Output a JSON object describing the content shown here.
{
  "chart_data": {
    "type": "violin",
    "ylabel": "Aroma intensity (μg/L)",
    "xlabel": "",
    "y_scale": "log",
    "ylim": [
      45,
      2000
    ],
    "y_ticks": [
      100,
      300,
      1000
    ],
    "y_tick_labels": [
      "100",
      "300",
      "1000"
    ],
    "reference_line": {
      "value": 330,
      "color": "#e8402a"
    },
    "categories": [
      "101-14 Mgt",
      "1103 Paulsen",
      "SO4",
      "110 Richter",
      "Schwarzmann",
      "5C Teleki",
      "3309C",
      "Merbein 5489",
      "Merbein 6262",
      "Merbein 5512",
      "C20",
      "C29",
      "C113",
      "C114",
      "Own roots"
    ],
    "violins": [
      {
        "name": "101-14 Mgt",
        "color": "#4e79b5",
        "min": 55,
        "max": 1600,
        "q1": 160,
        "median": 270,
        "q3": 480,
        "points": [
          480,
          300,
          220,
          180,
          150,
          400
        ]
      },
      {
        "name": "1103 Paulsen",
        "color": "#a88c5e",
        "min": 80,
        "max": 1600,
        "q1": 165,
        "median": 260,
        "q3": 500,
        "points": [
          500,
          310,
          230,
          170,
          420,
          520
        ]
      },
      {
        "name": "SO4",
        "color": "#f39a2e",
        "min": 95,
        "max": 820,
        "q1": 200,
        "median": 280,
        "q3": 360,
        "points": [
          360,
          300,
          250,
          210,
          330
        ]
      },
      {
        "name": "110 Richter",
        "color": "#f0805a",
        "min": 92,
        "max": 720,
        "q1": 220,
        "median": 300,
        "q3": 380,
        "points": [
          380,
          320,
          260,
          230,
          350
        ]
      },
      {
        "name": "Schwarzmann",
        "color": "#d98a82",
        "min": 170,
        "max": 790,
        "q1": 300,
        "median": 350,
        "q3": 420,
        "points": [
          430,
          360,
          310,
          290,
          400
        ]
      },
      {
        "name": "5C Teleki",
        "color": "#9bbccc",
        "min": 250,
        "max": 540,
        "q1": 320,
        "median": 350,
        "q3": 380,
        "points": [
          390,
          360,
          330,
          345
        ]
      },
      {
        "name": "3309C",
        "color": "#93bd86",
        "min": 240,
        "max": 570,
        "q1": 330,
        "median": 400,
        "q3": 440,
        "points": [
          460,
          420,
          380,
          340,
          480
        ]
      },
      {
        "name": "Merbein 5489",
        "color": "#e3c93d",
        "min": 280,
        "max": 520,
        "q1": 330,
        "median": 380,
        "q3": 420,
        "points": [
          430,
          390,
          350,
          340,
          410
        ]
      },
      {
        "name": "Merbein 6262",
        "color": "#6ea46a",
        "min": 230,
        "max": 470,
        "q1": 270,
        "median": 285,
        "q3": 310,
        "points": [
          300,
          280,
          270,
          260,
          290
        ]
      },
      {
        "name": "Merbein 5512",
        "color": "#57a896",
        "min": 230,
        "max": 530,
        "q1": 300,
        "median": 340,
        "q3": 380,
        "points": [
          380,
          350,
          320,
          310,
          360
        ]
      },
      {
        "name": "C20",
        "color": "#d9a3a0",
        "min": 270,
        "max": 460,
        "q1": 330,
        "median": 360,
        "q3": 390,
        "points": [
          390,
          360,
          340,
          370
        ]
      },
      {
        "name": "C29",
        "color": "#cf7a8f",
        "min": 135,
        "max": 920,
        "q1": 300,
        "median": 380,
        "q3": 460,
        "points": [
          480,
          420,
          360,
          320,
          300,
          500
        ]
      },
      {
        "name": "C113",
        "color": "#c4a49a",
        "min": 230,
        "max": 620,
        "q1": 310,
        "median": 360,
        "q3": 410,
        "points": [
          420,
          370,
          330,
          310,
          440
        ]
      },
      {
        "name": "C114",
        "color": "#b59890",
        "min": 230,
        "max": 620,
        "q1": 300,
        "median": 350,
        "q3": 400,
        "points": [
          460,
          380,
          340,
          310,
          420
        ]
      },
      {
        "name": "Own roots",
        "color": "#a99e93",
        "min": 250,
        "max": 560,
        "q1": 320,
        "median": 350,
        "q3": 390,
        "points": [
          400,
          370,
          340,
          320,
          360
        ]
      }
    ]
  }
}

☆ ☆ ☆ ☆ ☆ ☆ ☆

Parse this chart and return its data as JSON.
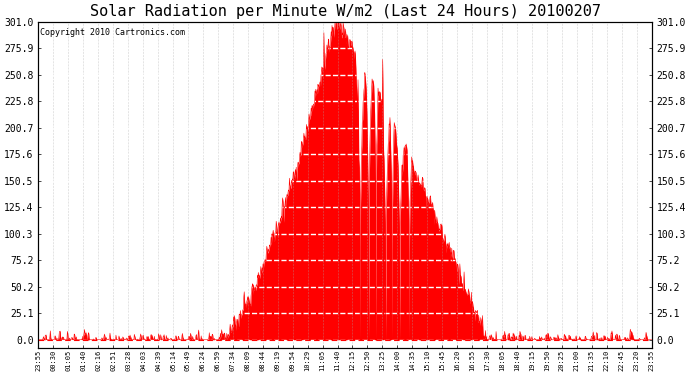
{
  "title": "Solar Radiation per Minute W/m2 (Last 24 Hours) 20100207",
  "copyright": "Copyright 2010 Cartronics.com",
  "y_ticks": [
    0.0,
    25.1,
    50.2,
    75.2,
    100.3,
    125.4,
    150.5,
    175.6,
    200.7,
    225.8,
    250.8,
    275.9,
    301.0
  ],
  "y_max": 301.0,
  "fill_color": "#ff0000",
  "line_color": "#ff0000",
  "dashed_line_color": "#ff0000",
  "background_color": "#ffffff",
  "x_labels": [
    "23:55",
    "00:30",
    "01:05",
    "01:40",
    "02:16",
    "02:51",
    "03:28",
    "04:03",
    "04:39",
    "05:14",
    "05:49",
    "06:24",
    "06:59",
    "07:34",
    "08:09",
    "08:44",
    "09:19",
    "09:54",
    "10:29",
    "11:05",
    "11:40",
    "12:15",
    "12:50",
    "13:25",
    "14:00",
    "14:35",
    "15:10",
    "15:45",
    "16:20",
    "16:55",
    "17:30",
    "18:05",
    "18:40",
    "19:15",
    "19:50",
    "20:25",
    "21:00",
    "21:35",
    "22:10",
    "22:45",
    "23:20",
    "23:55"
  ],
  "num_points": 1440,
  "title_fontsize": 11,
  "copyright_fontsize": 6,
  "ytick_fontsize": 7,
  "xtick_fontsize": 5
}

☆ ☆ ☆ ☆ ☆ ☆ ☆

Direction >> Which lines contain the word "JSON"? Return each of them.

Task answer >>
Output a JSON object describing the content shown here.
Parse this chart and return its data as JSON.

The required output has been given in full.